Provide only the number of lines in the listing that contain the string "costs".

[Dataset items]
[Start]

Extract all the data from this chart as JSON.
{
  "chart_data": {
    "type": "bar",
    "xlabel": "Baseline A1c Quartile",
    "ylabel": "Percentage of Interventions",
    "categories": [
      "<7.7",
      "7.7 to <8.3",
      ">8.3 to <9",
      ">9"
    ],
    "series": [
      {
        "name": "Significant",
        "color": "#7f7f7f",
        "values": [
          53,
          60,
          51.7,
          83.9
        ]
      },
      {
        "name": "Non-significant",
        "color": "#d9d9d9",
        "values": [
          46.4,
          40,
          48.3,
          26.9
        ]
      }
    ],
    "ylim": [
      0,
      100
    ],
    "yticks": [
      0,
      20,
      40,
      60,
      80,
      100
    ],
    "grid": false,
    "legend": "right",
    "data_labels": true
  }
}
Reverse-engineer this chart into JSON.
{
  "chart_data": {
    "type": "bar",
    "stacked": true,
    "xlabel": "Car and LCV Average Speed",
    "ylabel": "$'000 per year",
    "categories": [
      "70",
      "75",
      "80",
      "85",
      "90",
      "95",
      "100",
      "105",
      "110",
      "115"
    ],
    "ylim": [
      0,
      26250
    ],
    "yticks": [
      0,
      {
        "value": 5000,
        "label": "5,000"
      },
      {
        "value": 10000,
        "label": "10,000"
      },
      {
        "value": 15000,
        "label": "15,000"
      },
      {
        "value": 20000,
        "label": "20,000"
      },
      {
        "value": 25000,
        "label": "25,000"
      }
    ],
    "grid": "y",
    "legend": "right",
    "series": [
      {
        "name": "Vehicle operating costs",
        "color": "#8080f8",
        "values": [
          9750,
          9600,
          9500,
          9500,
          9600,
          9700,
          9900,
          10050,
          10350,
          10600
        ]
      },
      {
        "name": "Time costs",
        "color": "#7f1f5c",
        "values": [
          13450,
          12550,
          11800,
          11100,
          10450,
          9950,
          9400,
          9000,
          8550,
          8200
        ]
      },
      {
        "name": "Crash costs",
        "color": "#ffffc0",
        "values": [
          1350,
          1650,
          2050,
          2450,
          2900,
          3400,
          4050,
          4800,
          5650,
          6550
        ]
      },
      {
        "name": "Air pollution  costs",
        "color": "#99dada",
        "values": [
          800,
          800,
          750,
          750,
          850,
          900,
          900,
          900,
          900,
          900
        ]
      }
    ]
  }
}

[End]

*THE REPLY:*
4